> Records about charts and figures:

=-=-=-=-=

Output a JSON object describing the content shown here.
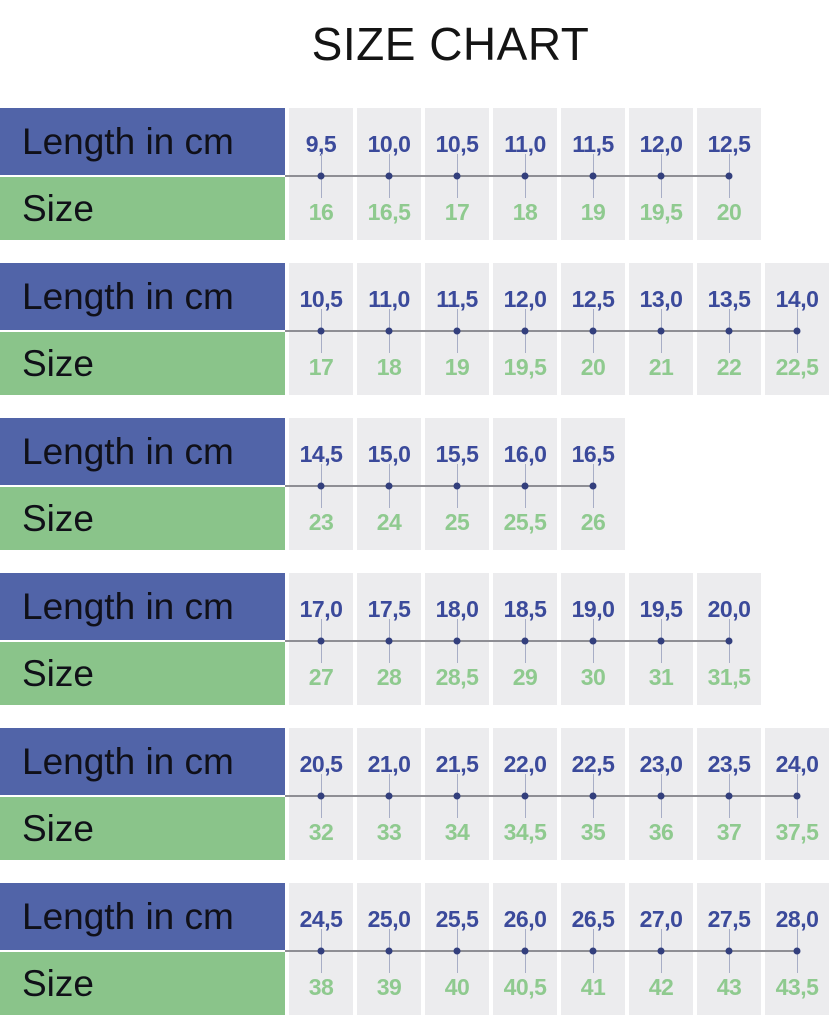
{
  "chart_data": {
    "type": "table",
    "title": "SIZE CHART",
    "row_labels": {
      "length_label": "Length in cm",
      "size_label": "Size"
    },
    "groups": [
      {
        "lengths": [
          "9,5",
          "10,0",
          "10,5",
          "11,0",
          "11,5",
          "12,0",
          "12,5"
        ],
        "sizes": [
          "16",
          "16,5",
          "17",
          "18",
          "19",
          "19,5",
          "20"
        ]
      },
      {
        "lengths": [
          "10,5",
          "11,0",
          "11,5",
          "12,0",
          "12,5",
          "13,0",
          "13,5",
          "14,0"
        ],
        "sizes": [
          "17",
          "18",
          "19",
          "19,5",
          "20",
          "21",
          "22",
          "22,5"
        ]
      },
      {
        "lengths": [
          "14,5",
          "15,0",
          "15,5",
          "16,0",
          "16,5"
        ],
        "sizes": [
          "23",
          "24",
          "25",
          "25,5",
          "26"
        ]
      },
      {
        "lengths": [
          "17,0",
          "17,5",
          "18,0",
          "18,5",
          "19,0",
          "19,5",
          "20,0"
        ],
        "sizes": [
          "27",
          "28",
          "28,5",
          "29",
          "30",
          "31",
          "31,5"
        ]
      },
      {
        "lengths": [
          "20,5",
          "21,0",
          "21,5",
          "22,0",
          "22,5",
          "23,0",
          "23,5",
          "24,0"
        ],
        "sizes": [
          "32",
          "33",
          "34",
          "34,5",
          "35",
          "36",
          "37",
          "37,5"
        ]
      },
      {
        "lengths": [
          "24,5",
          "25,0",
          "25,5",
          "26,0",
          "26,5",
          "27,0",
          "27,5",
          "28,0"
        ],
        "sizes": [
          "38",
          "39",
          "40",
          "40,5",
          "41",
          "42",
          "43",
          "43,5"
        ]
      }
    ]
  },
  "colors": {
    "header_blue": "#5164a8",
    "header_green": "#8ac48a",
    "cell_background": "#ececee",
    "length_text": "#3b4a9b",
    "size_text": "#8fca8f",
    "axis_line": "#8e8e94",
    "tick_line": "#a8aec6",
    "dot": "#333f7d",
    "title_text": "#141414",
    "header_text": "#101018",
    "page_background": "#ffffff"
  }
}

=-=-=-=-=

> What the task requires:
Reproduce the records verbatim, omitting all images they contain.

> Output of the exercise:
Output a JSON object describing the content shown here.
{
  "chart_data": {
    "type": "table",
    "title": "SIZE CHART",
    "row_labels": {
      "length_label": "Length in cm",
      "size_label": "Size"
    },
    "groups": [
      {
        "lengths": [
          "9,5",
          "10,0",
          "10,5",
          "11,0",
          "11,5",
          "12,0",
          "12,5"
        ],
        "sizes": [
          "16",
          "16,5",
          "17",
          "18",
          "19",
          "19,5",
          "20"
        ]
      },
      {
        "lengths": [
          "10,5",
          "11,0",
          "11,5",
          "12,0",
          "12,5",
          "13,0",
          "13,5",
          "14,0"
        ],
        "sizes": [
          "17",
          "18",
          "19",
          "19,5",
          "20",
          "21",
          "22",
          "22,5"
        ]
      },
      {
        "lengths": [
          "14,5",
          "15,0",
          "15,5",
          "16,0",
          "16,5"
        ],
        "sizes": [
          "23",
          "24",
          "25",
          "25,5",
          "26"
        ]
      },
      {
        "lengths": [
          "17,0",
          "17,5",
          "18,0",
          "18,5",
          "19,0",
          "19,5",
          "20,0"
        ],
        "sizes": [
          "27",
          "28",
          "28,5",
          "29",
          "30",
          "31",
          "31,5"
        ]
      },
      {
        "lengths": [
          "20,5",
          "21,0",
          "21,5",
          "22,0",
          "22,5",
          "23,0",
          "23,5",
          "24,0"
        ],
        "sizes": [
          "32",
          "33",
          "34",
          "34,5",
          "35",
          "36",
          "37",
          "37,5"
        ]
      },
      {
        "lengths": [
          "24,5",
          "25,0",
          "25,5",
          "26,0",
          "26,5",
          "27,0",
          "27,5",
          "28,0"
        ],
        "sizes": [
          "38",
          "39",
          "40",
          "40,5",
          "41",
          "42",
          "43",
          "43,5"
        ]
      }
    ]
  },
  "colors": {
    "header_blue": "#5164a8",
    "header_green": "#8ac48a",
    "cell_background": "#ececee",
    "length_text": "#3b4a9b",
    "size_text": "#8fca8f",
    "axis_line": "#8e8e94",
    "tick_line": "#a8aec6",
    "dot": "#333f7d",
    "title_text": "#141414",
    "header_text": "#101018",
    "page_background": "#ffffff"
  }
}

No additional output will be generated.